Request
Check each line of the records below and collect those holding "describing".
>> Begin Data for this task
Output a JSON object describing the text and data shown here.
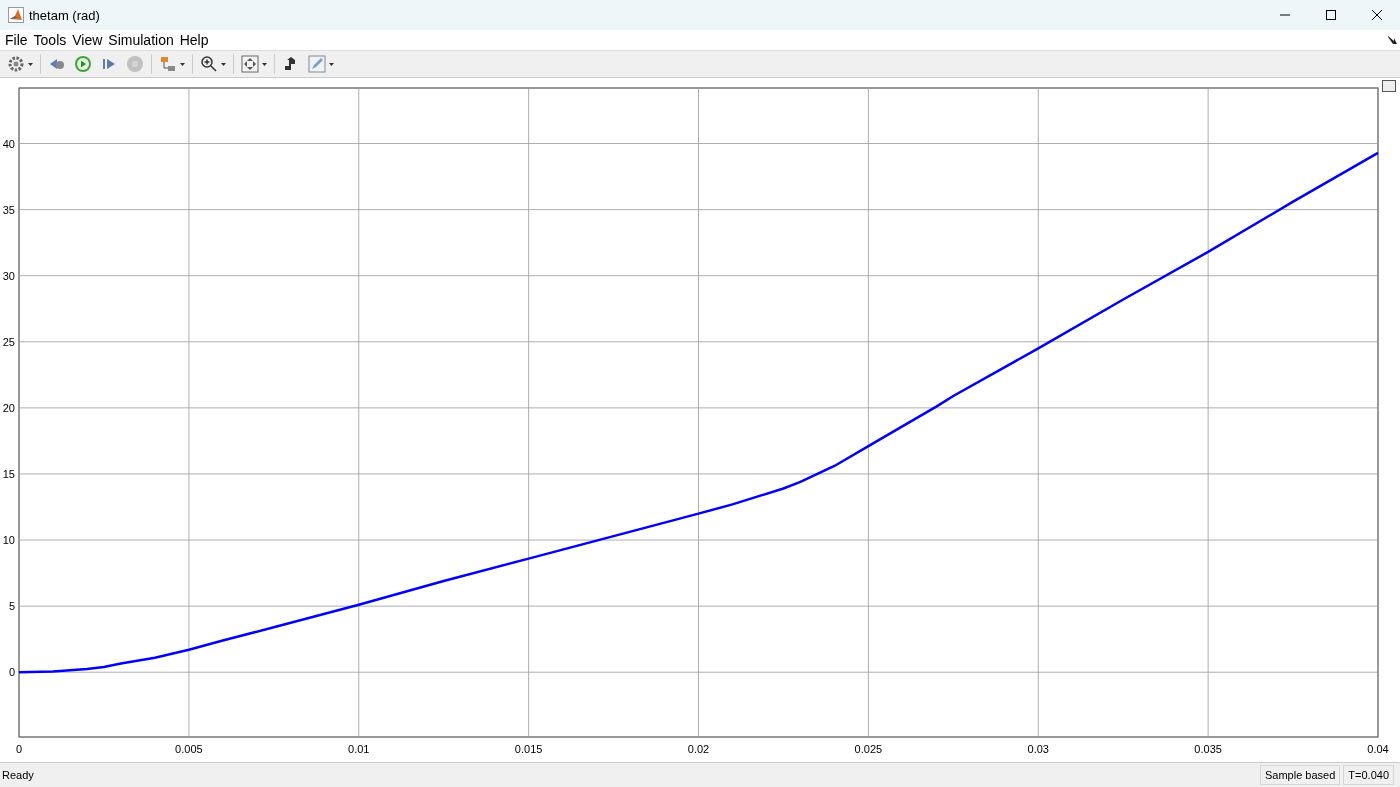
{
  "window": {
    "title": "thetam (rad)"
  },
  "menu": [
    "File",
    "Tools",
    "View",
    "Simulation",
    "Help"
  ],
  "toolbar": [
    {
      "kind": "settings",
      "dropdown": true,
      "disabled": false
    },
    {
      "kind": "step-back",
      "dropdown": false,
      "disabled": false
    },
    {
      "kind": "run",
      "dropdown": false,
      "disabled": false
    },
    {
      "kind": "step-forward",
      "dropdown": false,
      "disabled": false
    },
    {
      "kind": "stop",
      "dropdown": false,
      "disabled": true
    },
    {
      "kind": "triggers",
      "dropdown": true,
      "disabled": false
    },
    {
      "kind": "zoom",
      "dropdown": true,
      "disabled": false
    },
    {
      "kind": "fit",
      "dropdown": true,
      "disabled": false
    },
    {
      "kind": "restore",
      "dropdown": false,
      "disabled": false
    },
    {
      "kind": "style",
      "dropdown": true,
      "disabled": false
    }
  ],
  "plot": {
    "chart_data": {
      "type": "line",
      "grid": true,
      "xlim": [
        0,
        0.04
      ],
      "ylim": [
        -4.9,
        44.2
      ],
      "xticks": [
        0,
        {
          "value": 0.005,
          "label": "0.005"
        },
        {
          "value": 0.01,
          "label": "0.01"
        },
        {
          "value": 0.015,
          "label": "0.015"
        },
        {
          "value": 0.02,
          "label": "0.02"
        },
        {
          "value": 0.025,
          "label": "0.025"
        },
        {
          "value": 0.03,
          "label": "0.03"
        },
        {
          "value": 0.035,
          "label": "0.035"
        },
        {
          "value": 0.04,
          "label": "0.04"
        }
      ],
      "yticks": [
        0,
        5,
        10,
        15,
        20,
        25,
        30,
        35,
        40
      ],
      "x": [
        0,
        0.001,
        0.002,
        0.0025,
        0.003,
        0.004,
        0.005,
        0.006,
        0.0075,
        0.01,
        0.0125,
        0.015,
        0.0175,
        0.02,
        0.021,
        0.0225,
        0.023,
        0.024,
        0.025,
        0.026,
        0.027,
        0.0275,
        0.03,
        0.0325,
        0.035,
        0.0375,
        0.04
      ],
      "series": [
        {
          "color": "#0000ff",
          "values": [
            0,
            0.05,
            0.25,
            0.4,
            0.65,
            1.1,
            1.7,
            2.4,
            3.4,
            5.1,
            6.9,
            8.6,
            10.3,
            12,
            12.7,
            13.9,
            14.4,
            15.6,
            17.1,
            18.6,
            20.1,
            20.9,
            24.5,
            28.2,
            31.8,
            35.6,
            39.3
          ]
        }
      ]
    }
  },
  "status_bar": {
    "message": "Ready",
    "mode": "Sample based",
    "time": "T=0.040"
  }
}
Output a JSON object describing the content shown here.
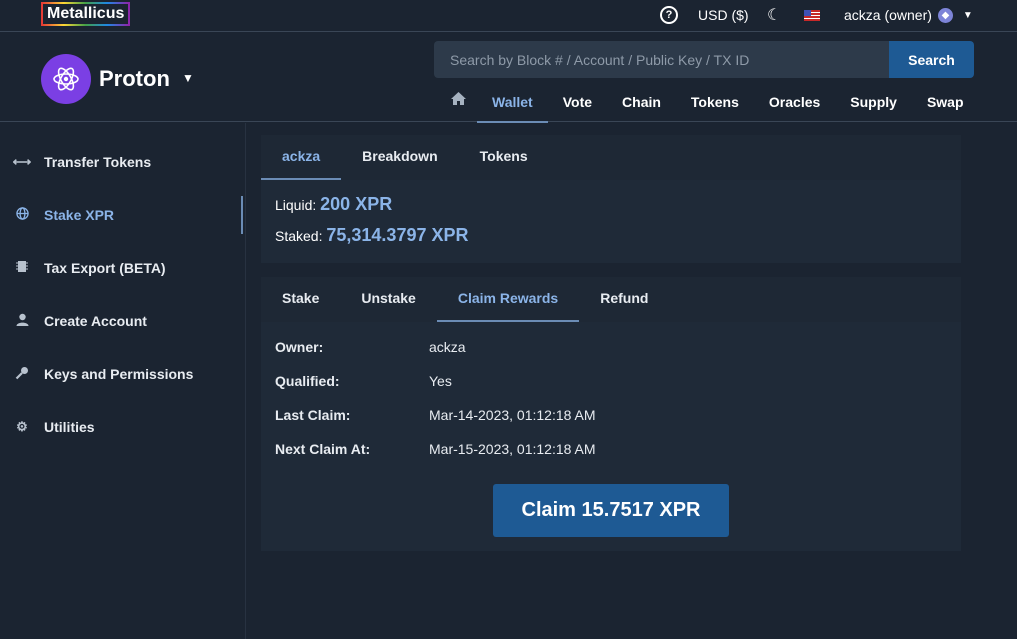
>> End Data for this task
Completed exercise
Output a JSON object describing the text and data shown here.
Output a JSON object describing the content shown here.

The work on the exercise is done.